## Stated exercise
Every line must be returned precisely as it is written.

## Data shown
········
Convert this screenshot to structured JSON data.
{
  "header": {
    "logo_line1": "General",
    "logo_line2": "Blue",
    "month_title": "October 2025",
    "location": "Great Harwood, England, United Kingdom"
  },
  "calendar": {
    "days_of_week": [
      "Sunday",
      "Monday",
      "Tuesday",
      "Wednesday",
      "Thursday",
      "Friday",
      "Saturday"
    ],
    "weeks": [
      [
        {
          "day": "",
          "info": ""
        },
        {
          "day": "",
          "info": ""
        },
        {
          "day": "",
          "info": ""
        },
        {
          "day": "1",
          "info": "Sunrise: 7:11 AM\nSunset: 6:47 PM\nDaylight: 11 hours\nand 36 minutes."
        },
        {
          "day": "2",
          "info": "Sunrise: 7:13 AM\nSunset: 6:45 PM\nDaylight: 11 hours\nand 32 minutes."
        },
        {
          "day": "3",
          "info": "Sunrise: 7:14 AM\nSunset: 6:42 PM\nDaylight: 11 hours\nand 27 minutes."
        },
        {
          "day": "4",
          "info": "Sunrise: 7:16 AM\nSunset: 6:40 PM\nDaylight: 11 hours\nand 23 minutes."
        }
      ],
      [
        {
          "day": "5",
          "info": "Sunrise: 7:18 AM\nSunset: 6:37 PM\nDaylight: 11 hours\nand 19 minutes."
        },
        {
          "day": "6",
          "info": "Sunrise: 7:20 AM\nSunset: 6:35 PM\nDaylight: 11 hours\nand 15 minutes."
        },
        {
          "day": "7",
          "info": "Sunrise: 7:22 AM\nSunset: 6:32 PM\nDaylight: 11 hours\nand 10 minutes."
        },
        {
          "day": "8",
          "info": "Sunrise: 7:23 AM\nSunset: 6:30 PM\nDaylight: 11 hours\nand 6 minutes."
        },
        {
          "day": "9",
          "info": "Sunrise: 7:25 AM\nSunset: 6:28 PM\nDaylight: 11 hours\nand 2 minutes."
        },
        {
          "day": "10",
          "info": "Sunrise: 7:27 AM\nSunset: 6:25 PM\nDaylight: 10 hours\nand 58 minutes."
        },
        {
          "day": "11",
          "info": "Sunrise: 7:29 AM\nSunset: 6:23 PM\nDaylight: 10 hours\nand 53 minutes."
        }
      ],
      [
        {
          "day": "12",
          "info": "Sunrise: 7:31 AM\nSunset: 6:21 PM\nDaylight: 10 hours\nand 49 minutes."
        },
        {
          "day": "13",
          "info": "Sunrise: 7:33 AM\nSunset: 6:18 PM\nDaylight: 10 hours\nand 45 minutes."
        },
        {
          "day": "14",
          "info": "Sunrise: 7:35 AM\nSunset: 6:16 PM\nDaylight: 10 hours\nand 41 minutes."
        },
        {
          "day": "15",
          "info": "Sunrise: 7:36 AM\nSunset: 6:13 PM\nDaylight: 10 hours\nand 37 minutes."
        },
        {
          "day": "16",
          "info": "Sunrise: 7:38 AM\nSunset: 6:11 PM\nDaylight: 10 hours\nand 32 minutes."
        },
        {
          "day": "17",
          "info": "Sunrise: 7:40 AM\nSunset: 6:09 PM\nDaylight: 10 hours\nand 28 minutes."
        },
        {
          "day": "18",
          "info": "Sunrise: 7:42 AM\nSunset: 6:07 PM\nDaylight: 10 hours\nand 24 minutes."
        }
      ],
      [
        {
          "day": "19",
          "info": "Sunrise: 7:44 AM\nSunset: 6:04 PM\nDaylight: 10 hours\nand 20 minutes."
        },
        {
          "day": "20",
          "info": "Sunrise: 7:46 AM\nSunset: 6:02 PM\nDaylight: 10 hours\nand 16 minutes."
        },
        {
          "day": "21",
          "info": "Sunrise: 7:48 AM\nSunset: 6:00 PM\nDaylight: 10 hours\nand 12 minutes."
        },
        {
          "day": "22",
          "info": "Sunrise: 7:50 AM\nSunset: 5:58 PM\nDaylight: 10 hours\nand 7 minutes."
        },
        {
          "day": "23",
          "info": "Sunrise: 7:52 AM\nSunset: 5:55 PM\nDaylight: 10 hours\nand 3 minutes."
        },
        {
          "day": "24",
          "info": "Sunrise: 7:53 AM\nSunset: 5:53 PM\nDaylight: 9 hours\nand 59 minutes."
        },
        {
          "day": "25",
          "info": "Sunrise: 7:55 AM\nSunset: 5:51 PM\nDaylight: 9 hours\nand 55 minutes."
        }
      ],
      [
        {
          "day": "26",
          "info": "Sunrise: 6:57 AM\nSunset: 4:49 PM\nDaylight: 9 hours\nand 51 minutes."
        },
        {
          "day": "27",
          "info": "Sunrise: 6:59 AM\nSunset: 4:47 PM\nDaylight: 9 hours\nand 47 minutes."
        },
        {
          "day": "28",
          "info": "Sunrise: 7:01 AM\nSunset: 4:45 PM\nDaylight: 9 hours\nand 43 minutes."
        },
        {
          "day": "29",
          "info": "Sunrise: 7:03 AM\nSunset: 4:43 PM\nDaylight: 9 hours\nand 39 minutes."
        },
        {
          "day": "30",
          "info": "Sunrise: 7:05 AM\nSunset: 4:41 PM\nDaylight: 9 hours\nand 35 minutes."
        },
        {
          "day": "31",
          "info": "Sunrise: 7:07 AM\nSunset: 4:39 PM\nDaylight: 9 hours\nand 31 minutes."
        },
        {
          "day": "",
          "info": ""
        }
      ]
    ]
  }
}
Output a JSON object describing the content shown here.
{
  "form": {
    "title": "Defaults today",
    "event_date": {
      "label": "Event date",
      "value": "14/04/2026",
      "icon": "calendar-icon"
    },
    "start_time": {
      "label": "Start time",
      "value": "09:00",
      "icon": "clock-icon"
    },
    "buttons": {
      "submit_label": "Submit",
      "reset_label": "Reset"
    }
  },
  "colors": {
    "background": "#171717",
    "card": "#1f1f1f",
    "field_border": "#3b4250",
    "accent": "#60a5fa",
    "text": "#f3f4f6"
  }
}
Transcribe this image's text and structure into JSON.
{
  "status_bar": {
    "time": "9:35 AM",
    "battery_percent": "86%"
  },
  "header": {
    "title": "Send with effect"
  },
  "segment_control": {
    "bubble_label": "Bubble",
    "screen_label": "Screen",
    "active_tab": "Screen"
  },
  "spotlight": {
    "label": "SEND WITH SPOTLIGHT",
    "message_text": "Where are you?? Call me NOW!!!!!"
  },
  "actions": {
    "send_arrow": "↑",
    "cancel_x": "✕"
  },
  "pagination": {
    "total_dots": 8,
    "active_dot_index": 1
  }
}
········
## Written answer
Convert this screenshot to structured JSON data.
{
  "header": {
    "logo_line1": "General",
    "logo_line2": "Blue",
    "month_title": "October 2025",
    "location": "Great Harwood, England, United Kingdom"
  },
  "calendar": {
    "days_of_week": [
      "Sunday",
      "Monday",
      "Tuesday",
      "Wednesday",
      "Thursday",
      "Friday",
      "Saturday"
    ],
    "weeks": [
      [
        {
          "day": "",
          "info": ""
        },
        {
          "day": "",
          "info": ""
        },
        {
          "day": "",
          "info": ""
        },
        {
          "day": "1",
          "info": "Sunrise: 7:11 AM\nSunset: 6:47 PM\nDaylight: 11 hours\nand 36 minutes."
        },
        {
          "day": "2",
          "info": "Sunrise: 7:13 AM\nSunset: 6:45 PM\nDaylight: 11 hours\nand 32 minutes."
        },
        {
          "day": "3",
          "info": "Sunrise: 7:14 AM\nSunset: 6:42 PM\nDaylight: 11 hours\nand 27 minutes."
        },
        {
          "day": "4",
          "info": "Sunrise: 7:16 AM\nSunset: 6:40 PM\nDaylight: 11 hours\nand 23 minutes."
        }
      ],
      [
        {
          "day": "5",
          "info": "Sunrise: 7:18 AM\nSunset: 6:37 PM\nDaylight: 11 hours\nand 19 minutes."
        },
        {
          "day": "6",
          "info": "Sunrise: 7:20 AM\nSunset: 6:35 PM\nDaylight: 11 hours\nand 15 minutes."
        },
        {
          "day": "7",
          "info": "Sunrise: 7:22 AM\nSunset: 6:32 PM\nDaylight: 11 hours\nand 10 minutes."
        },
        {
          "day": "8",
          "info": "Sunrise: 7:23 AM\nSunset: 6:30 PM\nDaylight: 11 hours\nand 6 minutes."
        },
        {
          "day": "9",
          "info": "Sunrise: 7:25 AM\nSunset: 6:28 PM\nDaylight: 11 hours\nand 2 minutes."
        },
        {
          "day": "10",
          "info": "Sunrise: 7:27 AM\nSunset: 6:25 PM\nDaylight: 10 hours\nand 58 minutes."
        },
        {
          "day": "11",
          "info": "Sunrise: 7:29 AM\nSunset: 6:23 PM\nDaylight: 10 hours\nand 53 minutes."
        }
      ],
      [
        {
          "day": "12",
          "info": "Sunrise: 7:31 AM\nSunset: 6:21 PM\nDaylight: 10 hours\nand 49 minutes."
        },
        {
          "day": "13",
          "info": "Sunrise: 7:33 AM\nSunset: 6:18 PM\nDaylight: 10 hours\nand 45 minutes."
        },
        {
          "day": "14",
          "info": "Sunrise: 7:35 AM\nSunset: 6:16 PM\nDaylight: 10 hours\nand 41 minutes."
        },
        {
          "day": "15",
          "info": "Sunrise: 7:36 AM\nSunset: 6:13 PM\nDaylight: 10 hours\nand 37 minutes."
        },
        {
          "day": "16",
          "info": "Sunrise: 7:38 AM\nSunset: 6:11 PM\nDaylight: 10 hours\nand 32 minutes."
        },
        {
          "day": "17",
          "info": "Sunrise: 7:40 AM\nSunset: 6:09 PM\nDaylight: 10 hours\nand 28 minutes."
        },
        {
          "day": "18",
          "info": "Sunrise: 7:42 AM\nSunset: 6:07 PM\nDaylight: 10 hours\nand 24 minutes."
        }
      ],
      [
        {
          "day": "19",
          "info": "Sunrise: 7:44 AM\nSunset: 6:04 PM\nDaylight: 10 hours\nand 20 minutes."
        },
        {
          "day": "20",
          "info": "Sunrise: 7:46 AM\nSunset: 6:02 PM\nDaylight: 10 hours\nand 16 minutes."
        },
        {
          "day": "21",
          "info": "Sunrise: 7:48 AM\nSunset: 6:00 PM\nDaylight: 10 hours\nand 12 minutes."
        },
        {
          "day": "22",
          "info": "Sunrise: 7:50 AM\nSunset: 5:58 PM\nDaylight: 10 hours\nand 7 minutes."
        },
        {
          "day": "23",
          "info": "Sunrise: 7:52 AM\nSunset: 5:55 PM\nDaylight: 10 hours\nand 3 minutes."
        },
        {
          "day": "24",
          "info": "Sunrise: 7:53 AM\nSunset: 5:53 PM\nDaylight: 9 hours\nand 59 minutes."
        },
        {
          "day": "25",
          "info": "Sunrise: 7:55 AM\nSunset: 5:51 PM\nDaylight: 9 hours\nand 55 minutes."
        }
      ],
      [
        {
          "day": "26",
          "info": "Sunrise: 6:57 AM\nSunset: 4:49 PM\nDaylight: 9 hours\nand 51 minutes."
        },
        {
          "day": "27",
          "info": "Sunrise: 6:59 AM\nSunset: 4:47 PM\nDaylight: 9 hours\nand 47 minutes."
        },
        {
          "day": "28",
          "info": "Sunrise: 7:01 AM\nSunset: 4:45 PM\nDaylight: 9 hours\nand 43 minutes."
        },
        {
          "day": "29",
          "info": "Sunrise: 7:03 AM\nSunset: 4:43 PM\nDaylight: 9 hours\nand 39 minutes."
        },
        {
          "day": "30",
          "info": "Sunrise: 7:05 AM\nSunset: 4:41 PM\nDaylight: 9 hours\nand 35 minutes."
        },
        {
          "day": "31",
          "info": "Sunrise: 7:07 AM\nSunset: 4:39 PM\nDaylight: 9 hours\nand 31 minutes."
        },
        {
          "day": "",
          "info": ""
        }
      ]
    ]
  }
}
Output a JSON object describing the content shown here.
{
  "form": {
    "title": "Defaults today",
    "event_date": {
      "label": "Event date",
      "value": "14/04/2026",
      "icon": "calendar-icon"
    },
    "start_time": {
      "label": "Start time",
      "value": "09:00",
      "icon": "clock-icon"
    },
    "buttons": {
      "submit_label": "Submit",
      "reset_label": "Reset"
    }
  },
  "colors": {
    "background": "#171717",
    "card": "#1f1f1f",
    "field_border": "#3b4250",
    "accent": "#60a5fa",
    "text": "#f3f4f6"
  }
}
Transcribe this image's text and structure into JSON.
{
  "status_bar": {
    "time": "9:35 AM",
    "battery_percent": "86%"
  },
  "header": {
    "title": "Send with effect"
  },
  "segment_control": {
    "bubble_label": "Bubble",
    "screen_label": "Screen",
    "active_tab": "Screen"
  },
  "spotlight": {
    "label": "SEND WITH SPOTLIGHT",
    "message_text": "Where are you?? Call me NOW!!!!!"
  },
  "actions": {
    "send_arrow": "↑",
    "cancel_x": "✕"
  },
  "pagination": {
    "total_dots": 8,
    "active_dot_index": 1
  }
}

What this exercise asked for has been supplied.